Count the lines below that contain the word "Hamilton" and give only the number.

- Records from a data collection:
════════

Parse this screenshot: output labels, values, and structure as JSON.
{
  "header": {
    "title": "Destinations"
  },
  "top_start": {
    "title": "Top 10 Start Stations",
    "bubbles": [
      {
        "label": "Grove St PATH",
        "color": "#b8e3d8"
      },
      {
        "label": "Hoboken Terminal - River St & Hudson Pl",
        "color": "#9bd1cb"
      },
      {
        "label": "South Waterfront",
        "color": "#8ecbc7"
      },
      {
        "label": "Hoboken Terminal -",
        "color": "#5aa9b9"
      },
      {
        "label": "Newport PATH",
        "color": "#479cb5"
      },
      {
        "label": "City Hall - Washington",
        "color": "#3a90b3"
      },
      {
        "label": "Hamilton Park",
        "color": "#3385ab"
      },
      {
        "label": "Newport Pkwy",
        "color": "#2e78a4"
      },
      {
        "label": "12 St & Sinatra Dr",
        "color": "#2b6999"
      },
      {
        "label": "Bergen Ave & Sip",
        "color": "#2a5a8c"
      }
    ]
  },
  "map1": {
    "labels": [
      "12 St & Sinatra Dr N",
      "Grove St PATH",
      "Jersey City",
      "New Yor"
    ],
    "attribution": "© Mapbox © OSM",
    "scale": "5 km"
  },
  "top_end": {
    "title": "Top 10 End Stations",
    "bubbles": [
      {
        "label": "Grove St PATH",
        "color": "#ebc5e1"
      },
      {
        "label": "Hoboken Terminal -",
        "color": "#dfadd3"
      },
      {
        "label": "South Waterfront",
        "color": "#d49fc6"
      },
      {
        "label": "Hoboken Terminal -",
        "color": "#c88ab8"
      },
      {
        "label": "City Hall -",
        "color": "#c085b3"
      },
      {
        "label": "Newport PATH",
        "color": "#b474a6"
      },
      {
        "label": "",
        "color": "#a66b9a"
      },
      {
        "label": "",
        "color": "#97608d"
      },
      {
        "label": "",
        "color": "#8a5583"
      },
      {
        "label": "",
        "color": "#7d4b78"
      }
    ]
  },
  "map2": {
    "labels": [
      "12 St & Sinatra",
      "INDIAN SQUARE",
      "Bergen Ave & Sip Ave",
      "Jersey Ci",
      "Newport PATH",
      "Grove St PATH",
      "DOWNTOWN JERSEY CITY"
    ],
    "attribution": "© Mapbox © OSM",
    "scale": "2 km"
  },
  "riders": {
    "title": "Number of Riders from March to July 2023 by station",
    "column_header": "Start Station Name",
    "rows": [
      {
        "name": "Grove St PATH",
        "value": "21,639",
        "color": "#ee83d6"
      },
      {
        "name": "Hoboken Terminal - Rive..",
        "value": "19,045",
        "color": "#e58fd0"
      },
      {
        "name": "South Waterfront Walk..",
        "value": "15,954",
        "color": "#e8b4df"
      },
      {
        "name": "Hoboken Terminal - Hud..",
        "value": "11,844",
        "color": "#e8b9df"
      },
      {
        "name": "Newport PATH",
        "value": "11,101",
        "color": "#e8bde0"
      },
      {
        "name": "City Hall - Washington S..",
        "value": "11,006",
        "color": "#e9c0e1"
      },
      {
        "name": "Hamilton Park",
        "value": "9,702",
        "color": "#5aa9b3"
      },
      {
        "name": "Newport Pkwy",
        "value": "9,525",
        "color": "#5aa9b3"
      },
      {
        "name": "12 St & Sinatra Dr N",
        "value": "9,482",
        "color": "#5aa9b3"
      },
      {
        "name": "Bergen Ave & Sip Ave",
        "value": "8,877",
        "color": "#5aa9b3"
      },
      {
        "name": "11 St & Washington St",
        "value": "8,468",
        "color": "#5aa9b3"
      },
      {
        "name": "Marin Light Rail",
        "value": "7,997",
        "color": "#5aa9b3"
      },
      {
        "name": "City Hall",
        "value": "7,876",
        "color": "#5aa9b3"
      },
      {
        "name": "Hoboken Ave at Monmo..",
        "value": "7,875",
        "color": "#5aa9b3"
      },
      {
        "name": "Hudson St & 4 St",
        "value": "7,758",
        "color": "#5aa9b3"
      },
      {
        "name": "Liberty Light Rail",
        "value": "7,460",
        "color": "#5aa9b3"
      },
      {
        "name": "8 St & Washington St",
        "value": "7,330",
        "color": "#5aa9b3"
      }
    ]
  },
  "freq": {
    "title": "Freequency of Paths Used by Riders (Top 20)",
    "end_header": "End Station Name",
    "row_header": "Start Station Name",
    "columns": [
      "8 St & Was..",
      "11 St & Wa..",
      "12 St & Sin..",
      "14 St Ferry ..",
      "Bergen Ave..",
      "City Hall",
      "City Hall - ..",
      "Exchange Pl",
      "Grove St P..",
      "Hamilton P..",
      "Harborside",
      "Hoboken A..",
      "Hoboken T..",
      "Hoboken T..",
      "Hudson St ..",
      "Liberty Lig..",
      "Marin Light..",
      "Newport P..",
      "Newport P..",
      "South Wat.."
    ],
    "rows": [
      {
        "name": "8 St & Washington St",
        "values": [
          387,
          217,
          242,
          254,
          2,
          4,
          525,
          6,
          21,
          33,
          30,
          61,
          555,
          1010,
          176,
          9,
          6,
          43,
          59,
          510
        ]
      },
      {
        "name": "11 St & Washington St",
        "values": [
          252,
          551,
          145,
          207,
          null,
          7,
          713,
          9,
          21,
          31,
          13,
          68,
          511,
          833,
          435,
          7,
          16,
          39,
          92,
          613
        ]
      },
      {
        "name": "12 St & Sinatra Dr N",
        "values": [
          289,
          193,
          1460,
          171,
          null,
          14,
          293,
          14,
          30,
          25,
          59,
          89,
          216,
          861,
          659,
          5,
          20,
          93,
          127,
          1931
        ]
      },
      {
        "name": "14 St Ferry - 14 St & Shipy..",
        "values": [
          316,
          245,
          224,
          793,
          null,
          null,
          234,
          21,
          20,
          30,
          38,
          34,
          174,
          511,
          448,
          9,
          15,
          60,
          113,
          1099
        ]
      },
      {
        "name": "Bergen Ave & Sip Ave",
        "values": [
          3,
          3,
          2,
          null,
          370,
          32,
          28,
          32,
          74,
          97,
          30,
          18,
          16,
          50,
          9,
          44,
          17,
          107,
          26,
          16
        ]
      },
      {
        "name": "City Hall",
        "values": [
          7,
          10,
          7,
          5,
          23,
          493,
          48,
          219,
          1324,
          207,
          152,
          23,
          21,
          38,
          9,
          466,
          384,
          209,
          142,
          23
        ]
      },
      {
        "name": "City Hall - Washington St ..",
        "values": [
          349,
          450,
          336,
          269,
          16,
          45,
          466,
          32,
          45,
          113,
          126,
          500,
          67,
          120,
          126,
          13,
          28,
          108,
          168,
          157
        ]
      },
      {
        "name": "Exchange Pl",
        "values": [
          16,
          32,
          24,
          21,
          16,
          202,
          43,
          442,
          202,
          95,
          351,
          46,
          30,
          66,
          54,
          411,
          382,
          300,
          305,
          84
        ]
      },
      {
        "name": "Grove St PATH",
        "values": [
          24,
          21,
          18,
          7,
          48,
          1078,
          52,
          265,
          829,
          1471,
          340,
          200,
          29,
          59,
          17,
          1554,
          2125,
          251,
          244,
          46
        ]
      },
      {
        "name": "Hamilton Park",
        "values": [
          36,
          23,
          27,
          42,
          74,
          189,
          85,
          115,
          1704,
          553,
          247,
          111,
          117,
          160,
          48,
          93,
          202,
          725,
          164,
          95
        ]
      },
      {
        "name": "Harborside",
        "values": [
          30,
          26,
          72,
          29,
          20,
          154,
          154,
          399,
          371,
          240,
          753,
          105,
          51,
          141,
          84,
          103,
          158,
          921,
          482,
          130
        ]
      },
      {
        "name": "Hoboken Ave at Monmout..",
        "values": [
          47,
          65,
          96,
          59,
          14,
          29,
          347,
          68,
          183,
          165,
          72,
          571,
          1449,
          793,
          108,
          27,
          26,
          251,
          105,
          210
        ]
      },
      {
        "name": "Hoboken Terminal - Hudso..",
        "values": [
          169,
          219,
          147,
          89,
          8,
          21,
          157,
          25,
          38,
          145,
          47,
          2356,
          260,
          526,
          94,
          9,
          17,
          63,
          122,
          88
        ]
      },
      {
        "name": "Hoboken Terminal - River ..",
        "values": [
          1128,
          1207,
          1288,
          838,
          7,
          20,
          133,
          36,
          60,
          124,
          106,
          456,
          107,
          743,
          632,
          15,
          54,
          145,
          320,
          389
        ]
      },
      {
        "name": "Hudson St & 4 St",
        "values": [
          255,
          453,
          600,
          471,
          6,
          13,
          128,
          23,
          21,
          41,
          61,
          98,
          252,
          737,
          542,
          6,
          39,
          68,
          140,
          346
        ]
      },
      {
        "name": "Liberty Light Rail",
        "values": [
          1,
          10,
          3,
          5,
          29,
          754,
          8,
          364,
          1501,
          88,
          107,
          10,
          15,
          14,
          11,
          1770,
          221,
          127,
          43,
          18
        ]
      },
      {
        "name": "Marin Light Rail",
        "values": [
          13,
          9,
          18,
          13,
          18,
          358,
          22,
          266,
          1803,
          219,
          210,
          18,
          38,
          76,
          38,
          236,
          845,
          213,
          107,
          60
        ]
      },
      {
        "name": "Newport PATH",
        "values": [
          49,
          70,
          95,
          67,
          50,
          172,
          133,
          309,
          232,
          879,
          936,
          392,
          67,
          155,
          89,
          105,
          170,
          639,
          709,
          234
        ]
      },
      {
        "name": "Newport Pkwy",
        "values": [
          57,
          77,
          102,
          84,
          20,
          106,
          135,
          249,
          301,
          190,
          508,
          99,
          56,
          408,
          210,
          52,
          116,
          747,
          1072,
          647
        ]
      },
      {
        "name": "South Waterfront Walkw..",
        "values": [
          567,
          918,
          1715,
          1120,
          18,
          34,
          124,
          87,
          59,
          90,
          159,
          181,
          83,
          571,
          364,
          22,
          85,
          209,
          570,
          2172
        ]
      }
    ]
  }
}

════════

- Exercise response: 4